▸ **SHORT TASK**
Locate the string "travail" in the records below. Copy every line where it occurs.
+++ GIVEN ENTRIES
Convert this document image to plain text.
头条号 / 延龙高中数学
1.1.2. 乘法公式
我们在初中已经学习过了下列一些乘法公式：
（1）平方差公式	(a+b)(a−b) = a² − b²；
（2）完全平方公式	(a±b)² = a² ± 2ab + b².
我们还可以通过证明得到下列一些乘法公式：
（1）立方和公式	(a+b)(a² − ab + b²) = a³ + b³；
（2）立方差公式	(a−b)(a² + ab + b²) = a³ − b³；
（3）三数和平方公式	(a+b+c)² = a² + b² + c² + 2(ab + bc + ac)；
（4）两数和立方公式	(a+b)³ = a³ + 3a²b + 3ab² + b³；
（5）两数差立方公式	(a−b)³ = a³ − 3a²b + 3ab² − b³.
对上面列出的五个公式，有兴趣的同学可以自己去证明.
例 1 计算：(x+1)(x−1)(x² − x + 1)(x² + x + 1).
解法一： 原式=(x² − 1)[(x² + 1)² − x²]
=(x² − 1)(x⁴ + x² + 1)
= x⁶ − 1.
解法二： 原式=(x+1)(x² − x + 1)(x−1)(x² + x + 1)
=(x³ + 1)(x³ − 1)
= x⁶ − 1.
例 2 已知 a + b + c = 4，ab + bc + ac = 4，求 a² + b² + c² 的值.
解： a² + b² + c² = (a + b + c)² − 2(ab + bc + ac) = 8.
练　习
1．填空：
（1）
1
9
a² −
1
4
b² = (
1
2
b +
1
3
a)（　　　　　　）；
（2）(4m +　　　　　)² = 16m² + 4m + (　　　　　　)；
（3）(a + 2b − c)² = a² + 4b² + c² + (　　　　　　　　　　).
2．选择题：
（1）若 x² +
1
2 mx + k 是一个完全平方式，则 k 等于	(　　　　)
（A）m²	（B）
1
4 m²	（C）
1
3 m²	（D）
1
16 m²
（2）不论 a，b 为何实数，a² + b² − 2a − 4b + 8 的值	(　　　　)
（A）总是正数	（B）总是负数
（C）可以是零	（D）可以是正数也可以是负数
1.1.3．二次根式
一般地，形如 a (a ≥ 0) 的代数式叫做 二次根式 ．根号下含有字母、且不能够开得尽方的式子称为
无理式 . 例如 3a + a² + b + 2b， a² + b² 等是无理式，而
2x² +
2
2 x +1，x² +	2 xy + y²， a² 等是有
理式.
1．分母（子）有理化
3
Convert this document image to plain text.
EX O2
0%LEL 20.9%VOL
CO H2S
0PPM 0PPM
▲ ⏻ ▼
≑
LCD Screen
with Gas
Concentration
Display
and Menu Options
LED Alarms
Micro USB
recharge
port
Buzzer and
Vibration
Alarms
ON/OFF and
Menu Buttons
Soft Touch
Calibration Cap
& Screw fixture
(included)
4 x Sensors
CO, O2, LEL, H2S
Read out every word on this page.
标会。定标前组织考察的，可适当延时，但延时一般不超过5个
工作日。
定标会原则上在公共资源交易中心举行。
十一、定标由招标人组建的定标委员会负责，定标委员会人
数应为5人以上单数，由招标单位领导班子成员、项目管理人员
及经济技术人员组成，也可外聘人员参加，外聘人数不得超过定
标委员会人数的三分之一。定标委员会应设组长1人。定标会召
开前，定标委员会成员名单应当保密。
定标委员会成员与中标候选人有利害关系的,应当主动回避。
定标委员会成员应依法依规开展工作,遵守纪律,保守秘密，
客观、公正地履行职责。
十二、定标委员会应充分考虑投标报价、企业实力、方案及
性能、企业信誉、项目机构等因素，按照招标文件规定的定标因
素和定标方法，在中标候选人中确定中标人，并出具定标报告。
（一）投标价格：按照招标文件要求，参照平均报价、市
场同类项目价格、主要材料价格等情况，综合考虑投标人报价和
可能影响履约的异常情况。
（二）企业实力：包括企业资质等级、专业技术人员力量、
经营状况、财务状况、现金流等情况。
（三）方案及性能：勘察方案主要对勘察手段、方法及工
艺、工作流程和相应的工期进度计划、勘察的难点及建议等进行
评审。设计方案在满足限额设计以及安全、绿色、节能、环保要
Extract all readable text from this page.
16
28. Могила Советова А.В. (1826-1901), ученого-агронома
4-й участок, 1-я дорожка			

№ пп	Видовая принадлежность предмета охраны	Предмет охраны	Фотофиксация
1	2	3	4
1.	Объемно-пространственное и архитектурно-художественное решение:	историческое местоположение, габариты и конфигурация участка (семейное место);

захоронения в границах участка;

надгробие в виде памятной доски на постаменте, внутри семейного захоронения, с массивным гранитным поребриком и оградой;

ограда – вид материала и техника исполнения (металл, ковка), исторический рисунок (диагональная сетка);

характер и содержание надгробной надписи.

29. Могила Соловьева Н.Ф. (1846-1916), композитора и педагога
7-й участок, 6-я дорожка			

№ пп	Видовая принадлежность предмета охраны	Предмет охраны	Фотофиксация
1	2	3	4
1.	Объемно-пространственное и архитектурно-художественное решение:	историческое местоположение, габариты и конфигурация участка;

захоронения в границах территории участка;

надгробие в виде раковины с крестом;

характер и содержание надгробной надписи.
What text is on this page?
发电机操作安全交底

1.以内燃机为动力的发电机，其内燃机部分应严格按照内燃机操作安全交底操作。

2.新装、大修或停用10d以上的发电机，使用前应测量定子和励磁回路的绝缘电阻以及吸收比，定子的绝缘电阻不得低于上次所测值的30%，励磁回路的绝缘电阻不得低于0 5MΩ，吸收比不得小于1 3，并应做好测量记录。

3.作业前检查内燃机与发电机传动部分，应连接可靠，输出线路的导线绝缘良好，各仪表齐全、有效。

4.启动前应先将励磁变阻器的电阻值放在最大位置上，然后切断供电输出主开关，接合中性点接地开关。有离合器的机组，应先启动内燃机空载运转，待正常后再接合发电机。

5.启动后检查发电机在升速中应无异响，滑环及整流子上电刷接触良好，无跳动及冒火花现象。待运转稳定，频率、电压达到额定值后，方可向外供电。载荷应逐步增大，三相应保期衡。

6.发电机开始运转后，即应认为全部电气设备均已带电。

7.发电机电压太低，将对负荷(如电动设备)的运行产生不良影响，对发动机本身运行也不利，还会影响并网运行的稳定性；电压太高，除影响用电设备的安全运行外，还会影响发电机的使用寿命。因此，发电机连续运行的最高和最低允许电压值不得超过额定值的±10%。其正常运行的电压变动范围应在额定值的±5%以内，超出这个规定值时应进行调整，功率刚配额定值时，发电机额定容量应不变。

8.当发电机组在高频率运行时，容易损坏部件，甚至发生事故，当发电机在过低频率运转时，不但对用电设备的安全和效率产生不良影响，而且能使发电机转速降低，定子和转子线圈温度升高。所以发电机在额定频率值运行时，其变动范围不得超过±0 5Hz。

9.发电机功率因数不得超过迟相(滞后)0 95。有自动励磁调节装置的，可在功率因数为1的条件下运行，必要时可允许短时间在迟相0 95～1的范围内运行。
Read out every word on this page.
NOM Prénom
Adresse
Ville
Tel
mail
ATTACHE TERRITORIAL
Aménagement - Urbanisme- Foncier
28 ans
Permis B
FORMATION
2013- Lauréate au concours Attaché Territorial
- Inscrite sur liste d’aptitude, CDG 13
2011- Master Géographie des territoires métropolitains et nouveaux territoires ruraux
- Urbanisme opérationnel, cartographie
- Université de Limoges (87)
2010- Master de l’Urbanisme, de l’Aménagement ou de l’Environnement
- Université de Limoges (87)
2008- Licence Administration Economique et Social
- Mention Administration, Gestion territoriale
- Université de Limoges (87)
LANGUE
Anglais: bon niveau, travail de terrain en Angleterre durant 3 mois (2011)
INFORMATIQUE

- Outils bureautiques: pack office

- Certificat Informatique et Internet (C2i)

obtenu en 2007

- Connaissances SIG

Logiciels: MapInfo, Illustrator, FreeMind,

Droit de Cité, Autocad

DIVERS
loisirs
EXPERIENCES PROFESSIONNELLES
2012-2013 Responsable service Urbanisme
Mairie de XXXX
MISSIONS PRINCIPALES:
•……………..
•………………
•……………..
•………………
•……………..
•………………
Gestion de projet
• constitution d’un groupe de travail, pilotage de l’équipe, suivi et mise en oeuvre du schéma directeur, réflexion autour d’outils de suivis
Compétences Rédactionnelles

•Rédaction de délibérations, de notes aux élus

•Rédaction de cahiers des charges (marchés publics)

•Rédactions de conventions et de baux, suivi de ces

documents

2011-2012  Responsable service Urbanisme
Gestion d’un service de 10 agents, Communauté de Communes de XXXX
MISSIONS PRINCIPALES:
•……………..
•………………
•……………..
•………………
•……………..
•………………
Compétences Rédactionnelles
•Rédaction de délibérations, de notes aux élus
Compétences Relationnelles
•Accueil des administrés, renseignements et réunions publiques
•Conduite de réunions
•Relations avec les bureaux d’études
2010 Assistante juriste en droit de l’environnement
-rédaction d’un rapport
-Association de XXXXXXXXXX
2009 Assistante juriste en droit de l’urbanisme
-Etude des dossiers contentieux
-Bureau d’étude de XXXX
++++++
▸ **WRITTEN SOLUTION**
Anglais: bon niveau, travail de terrain en Angleterre durant 3 mois (2011)
• constitution d’un groupe de travail, pilotage de l’équipe, suivi et mise en oeuvre du schéma directeur, réflexion autour d’outils de suivis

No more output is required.